GOAL:
Count the lines below that contain the word "gray" and give only that number.

Records that describe figures
----------------------------------------
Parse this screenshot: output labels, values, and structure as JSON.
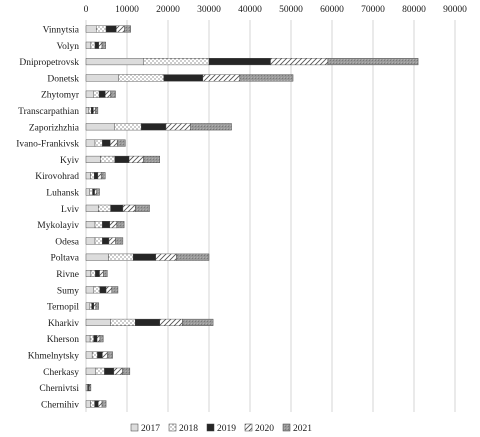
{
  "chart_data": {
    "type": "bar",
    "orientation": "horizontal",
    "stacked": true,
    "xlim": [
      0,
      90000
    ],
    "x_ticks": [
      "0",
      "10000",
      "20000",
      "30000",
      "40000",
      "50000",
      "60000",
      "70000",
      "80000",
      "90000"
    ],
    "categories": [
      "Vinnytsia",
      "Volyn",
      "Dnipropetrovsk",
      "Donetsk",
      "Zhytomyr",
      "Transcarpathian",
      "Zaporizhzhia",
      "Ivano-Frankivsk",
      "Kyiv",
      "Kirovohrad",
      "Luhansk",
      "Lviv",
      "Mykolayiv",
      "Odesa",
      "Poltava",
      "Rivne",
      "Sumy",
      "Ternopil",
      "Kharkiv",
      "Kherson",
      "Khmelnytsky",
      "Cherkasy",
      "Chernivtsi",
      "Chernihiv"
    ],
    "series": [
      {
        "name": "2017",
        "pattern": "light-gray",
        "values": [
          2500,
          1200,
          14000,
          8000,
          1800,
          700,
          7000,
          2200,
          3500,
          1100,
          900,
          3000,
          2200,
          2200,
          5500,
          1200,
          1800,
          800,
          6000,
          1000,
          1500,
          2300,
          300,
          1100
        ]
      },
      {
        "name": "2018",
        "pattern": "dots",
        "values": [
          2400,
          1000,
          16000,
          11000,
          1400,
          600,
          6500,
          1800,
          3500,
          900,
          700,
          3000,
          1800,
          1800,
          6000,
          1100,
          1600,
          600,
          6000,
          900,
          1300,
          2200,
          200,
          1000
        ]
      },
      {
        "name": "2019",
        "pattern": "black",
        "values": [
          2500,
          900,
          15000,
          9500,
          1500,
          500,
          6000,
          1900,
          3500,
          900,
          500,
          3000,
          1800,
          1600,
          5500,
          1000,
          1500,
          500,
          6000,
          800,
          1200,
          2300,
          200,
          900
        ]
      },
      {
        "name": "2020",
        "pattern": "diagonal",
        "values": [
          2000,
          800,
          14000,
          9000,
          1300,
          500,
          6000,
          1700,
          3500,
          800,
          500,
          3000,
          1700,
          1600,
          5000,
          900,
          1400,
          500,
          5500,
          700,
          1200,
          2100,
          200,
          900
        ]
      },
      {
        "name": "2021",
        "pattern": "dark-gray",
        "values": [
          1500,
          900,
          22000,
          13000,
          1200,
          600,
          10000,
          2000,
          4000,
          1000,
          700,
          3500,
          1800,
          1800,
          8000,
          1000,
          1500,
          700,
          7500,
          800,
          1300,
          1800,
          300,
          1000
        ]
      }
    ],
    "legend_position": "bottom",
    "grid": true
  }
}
----------------------------------------
EXPECTED ANSWER:
2